→ TASK REQUIREMENTS: Find the lines that hold the word "Grazie" and return them.

→ INFORMATION GIVEN:
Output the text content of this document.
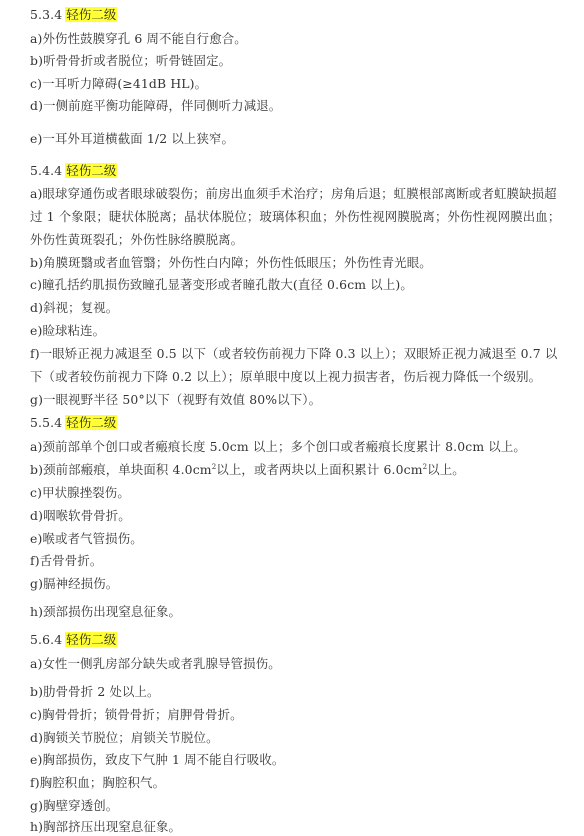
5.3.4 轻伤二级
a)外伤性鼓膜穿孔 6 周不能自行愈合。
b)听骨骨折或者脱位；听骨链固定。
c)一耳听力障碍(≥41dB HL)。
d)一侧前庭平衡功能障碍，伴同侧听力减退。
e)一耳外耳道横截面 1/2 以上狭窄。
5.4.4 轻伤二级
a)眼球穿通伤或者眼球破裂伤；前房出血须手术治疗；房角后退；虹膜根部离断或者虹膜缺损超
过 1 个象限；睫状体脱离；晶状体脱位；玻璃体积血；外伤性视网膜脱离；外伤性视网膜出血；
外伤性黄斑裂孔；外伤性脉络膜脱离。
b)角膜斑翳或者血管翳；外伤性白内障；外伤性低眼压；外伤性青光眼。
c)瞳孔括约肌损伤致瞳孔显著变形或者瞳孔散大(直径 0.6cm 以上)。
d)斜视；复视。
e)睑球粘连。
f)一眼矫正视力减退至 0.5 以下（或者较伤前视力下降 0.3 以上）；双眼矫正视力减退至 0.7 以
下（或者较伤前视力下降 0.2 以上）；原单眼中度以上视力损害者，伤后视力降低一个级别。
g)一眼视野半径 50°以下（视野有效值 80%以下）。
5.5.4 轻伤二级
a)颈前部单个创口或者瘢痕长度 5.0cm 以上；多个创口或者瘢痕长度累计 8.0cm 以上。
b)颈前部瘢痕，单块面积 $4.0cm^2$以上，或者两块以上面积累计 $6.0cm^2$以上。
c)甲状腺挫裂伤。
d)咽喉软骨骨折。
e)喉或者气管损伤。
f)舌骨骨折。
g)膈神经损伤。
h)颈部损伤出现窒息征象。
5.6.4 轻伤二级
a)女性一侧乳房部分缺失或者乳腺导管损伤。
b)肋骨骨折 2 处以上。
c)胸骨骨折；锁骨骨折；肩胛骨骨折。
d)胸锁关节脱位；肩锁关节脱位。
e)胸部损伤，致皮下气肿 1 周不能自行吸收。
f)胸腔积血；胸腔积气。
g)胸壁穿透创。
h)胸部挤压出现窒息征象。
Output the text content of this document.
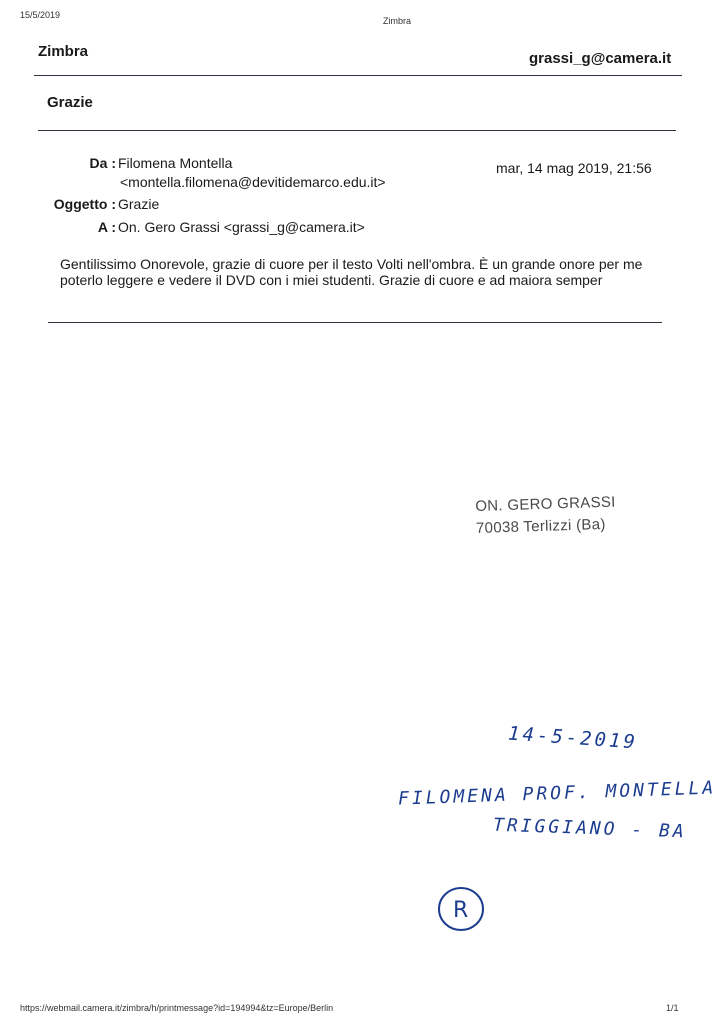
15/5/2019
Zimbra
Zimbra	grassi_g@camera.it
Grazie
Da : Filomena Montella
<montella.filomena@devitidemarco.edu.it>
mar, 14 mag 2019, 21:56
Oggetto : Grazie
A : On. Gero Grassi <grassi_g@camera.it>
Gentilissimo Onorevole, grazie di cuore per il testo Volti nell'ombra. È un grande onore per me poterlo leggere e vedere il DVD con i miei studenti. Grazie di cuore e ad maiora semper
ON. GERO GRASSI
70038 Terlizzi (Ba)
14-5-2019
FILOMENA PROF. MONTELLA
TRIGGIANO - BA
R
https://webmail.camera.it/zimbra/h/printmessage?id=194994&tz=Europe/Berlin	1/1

--

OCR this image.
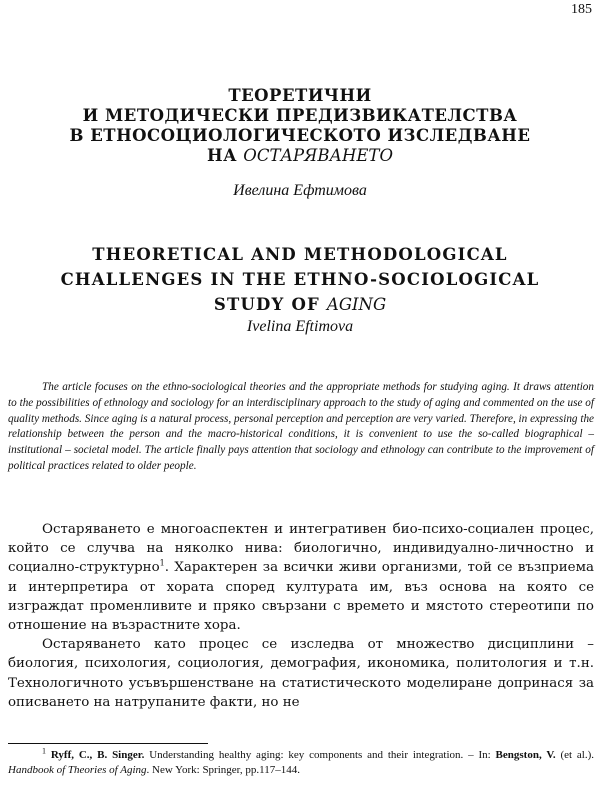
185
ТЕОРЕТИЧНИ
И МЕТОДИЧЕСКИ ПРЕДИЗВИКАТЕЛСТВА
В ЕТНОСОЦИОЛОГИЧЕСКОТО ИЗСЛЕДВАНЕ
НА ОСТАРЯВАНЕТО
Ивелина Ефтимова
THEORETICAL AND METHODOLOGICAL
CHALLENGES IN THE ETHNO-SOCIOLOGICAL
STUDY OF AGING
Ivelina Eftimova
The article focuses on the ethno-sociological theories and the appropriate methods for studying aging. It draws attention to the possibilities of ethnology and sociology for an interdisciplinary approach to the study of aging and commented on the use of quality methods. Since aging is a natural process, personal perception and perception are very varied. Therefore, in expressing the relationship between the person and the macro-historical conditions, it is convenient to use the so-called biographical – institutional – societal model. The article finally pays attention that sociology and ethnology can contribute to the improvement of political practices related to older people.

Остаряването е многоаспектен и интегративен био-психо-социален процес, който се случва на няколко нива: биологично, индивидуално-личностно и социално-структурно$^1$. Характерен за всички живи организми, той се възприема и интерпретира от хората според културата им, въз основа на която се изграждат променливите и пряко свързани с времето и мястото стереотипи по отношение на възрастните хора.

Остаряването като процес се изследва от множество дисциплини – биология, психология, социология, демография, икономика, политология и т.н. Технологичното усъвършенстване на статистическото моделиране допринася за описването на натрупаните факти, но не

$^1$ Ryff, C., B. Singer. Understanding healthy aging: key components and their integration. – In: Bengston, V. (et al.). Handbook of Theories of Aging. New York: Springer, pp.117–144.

--

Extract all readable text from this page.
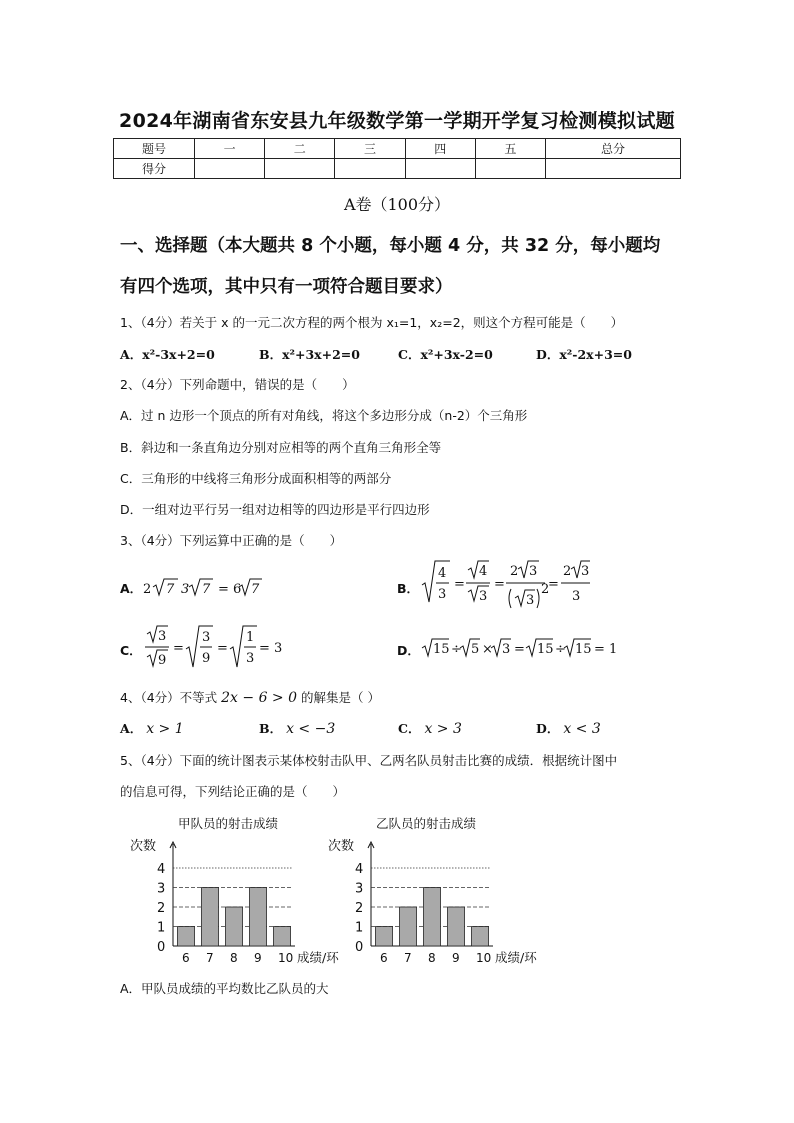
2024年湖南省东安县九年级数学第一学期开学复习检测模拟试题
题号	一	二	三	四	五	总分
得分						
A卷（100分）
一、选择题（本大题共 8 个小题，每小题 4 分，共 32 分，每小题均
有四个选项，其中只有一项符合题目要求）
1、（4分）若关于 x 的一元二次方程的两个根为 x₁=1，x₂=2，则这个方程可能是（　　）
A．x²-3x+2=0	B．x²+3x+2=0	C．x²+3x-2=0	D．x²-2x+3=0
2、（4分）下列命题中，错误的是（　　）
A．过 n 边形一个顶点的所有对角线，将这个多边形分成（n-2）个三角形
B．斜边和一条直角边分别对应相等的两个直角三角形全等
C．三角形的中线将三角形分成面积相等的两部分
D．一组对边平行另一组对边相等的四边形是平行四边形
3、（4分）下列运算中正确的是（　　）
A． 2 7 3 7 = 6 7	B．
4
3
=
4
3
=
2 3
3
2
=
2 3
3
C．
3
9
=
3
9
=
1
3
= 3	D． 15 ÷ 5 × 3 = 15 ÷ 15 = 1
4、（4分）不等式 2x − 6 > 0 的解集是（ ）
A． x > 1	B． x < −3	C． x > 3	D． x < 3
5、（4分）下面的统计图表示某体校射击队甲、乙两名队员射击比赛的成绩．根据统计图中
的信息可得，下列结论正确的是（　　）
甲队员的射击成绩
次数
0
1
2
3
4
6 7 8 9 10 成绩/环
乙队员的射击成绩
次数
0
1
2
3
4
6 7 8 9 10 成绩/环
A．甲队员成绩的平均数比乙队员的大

→ THE REPLY:
Grazie
Oggetto : Grazie
Gentilissimo Onorevole, grazie di cuore per il testo Volti nell'ombra. È un grande onore per me poterlo leggere e vedere il DVD con i miei studenti. Grazie di cuore e ad maiora semper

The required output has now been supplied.